(Excerpts from a figure dataset)
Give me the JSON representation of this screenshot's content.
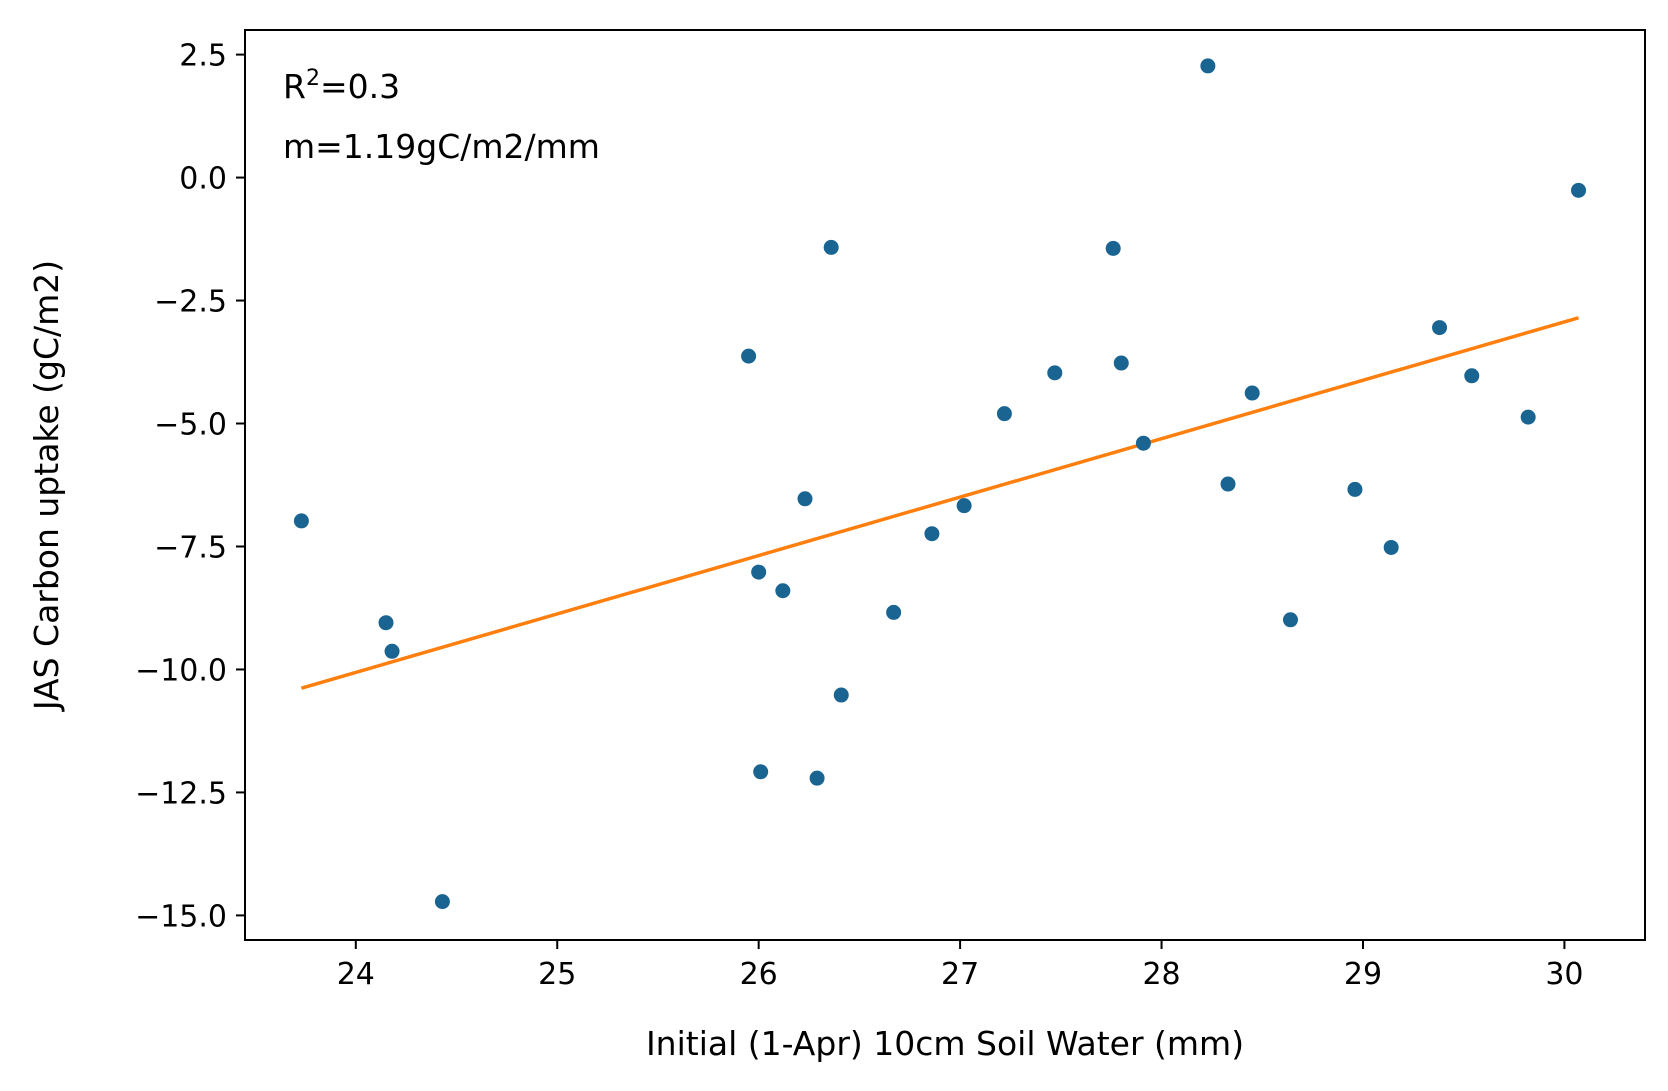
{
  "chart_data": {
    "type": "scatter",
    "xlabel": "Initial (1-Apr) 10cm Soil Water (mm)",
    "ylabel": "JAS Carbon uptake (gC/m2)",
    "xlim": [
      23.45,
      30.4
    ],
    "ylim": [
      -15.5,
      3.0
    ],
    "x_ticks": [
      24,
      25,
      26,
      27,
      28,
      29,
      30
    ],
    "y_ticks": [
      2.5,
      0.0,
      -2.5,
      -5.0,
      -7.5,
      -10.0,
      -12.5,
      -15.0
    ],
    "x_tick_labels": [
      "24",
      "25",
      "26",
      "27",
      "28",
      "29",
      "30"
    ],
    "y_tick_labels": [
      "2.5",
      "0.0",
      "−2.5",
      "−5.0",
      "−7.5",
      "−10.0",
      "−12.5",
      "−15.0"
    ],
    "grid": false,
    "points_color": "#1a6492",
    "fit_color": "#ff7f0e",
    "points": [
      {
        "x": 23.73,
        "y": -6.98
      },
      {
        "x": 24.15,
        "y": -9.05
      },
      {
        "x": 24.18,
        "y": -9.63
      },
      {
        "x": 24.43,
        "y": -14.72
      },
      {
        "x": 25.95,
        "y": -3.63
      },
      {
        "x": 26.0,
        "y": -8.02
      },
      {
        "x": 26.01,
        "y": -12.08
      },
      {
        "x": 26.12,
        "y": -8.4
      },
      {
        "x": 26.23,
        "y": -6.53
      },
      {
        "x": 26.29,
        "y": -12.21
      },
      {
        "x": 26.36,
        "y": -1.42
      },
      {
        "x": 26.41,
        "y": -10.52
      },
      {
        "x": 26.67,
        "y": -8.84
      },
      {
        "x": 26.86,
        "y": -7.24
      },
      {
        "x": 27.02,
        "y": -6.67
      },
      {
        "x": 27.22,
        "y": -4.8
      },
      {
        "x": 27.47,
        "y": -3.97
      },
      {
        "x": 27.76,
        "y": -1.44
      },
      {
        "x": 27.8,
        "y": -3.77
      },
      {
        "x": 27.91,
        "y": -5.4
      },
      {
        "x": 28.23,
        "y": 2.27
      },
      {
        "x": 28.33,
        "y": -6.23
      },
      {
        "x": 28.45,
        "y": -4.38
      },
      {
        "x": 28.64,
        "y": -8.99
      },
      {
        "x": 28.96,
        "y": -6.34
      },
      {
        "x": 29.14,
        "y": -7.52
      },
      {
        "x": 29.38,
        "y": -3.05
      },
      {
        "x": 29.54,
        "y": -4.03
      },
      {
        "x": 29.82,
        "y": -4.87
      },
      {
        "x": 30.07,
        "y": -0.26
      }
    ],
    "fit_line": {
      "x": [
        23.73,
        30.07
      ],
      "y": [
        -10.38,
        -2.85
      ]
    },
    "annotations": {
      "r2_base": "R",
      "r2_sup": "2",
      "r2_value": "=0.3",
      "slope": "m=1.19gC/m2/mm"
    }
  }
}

## Stated problem
Every line is to be duplicated exactly, though pictures stay out.

## Answer for the task
Give me the JSON representation of this screenshot's content.
{
  "chart_data": {
    "type": "scatter",
    "xlabel": "Initial (1-Apr) 10cm Soil Water (mm)",
    "ylabel": "JAS Carbon uptake (gC/m2)",
    "xlim": [
      23.45,
      30.4
    ],
    "ylim": [
      -15.5,
      3.0
    ],
    "x_ticks": [
      24,
      25,
      26,
      27,
      28,
      29,
      30
    ],
    "y_ticks": [
      2.5,
      0.0,
      -2.5,
      -5.0,
      -7.5,
      -10.0,
      -12.5,
      -15.0
    ],
    "x_tick_labels": [
      "24",
      "25",
      "26",
      "27",
      "28",
      "29",
      "30"
    ],
    "y_tick_labels": [
      "2.5",
      "0.0",
      "−2.5",
      "−5.0",
      "−7.5",
      "−10.0",
      "−12.5",
      "−15.0"
    ],
    "grid": false,
    "points_color": "#1a6492",
    "fit_color": "#ff7f0e",
    "points": [
      {
        "x": 23.73,
        "y": -6.98
      },
      {
        "x": 24.15,
        "y": -9.05
      },
      {
        "x": 24.18,
        "y": -9.63
      },
      {
        "x": 24.43,
        "y": -14.72
      },
      {
        "x": 25.95,
        "y": -3.63
      },
      {
        "x": 26.0,
        "y": -8.02
      },
      {
        "x": 26.01,
        "y": -12.08
      },
      {
        "x": 26.12,
        "y": -8.4
      },
      {
        "x": 26.23,
        "y": -6.53
      },
      {
        "x": 26.29,
        "y": -12.21
      },
      {
        "x": 26.36,
        "y": -1.42
      },
      {
        "x": 26.41,
        "y": -10.52
      },
      {
        "x": 26.67,
        "y": -8.84
      },
      {
        "x": 26.86,
        "y": -7.24
      },
      {
        "x": 27.02,
        "y": -6.67
      },
      {
        "x": 27.22,
        "y": -4.8
      },
      {
        "x": 27.47,
        "y": -3.97
      },
      {
        "x": 27.76,
        "y": -1.44
      },
      {
        "x": 27.8,
        "y": -3.77
      },
      {
        "x": 27.91,
        "y": -5.4
      },
      {
        "x": 28.23,
        "y": 2.27
      },
      {
        "x": 28.33,
        "y": -6.23
      },
      {
        "x": 28.45,
        "y": -4.38
      },
      {
        "x": 28.64,
        "y": -8.99
      },
      {
        "x": 28.96,
        "y": -6.34
      },
      {
        "x": 29.14,
        "y": -7.52
      },
      {
        "x": 29.38,
        "y": -3.05
      },
      {
        "x": 29.54,
        "y": -4.03
      },
      {
        "x": 29.82,
        "y": -4.87
      },
      {
        "x": 30.07,
        "y": -0.26
      }
    ],
    "fit_line": {
      "x": [
        23.73,
        30.07
      ],
      "y": [
        -10.38,
        -2.85
      ]
    },
    "annotations": {
      "r2_base": "R",
      "r2_sup": "2",
      "r2_value": "=0.3",
      "slope": "m=1.19gC/m2/mm"
    }
  }
}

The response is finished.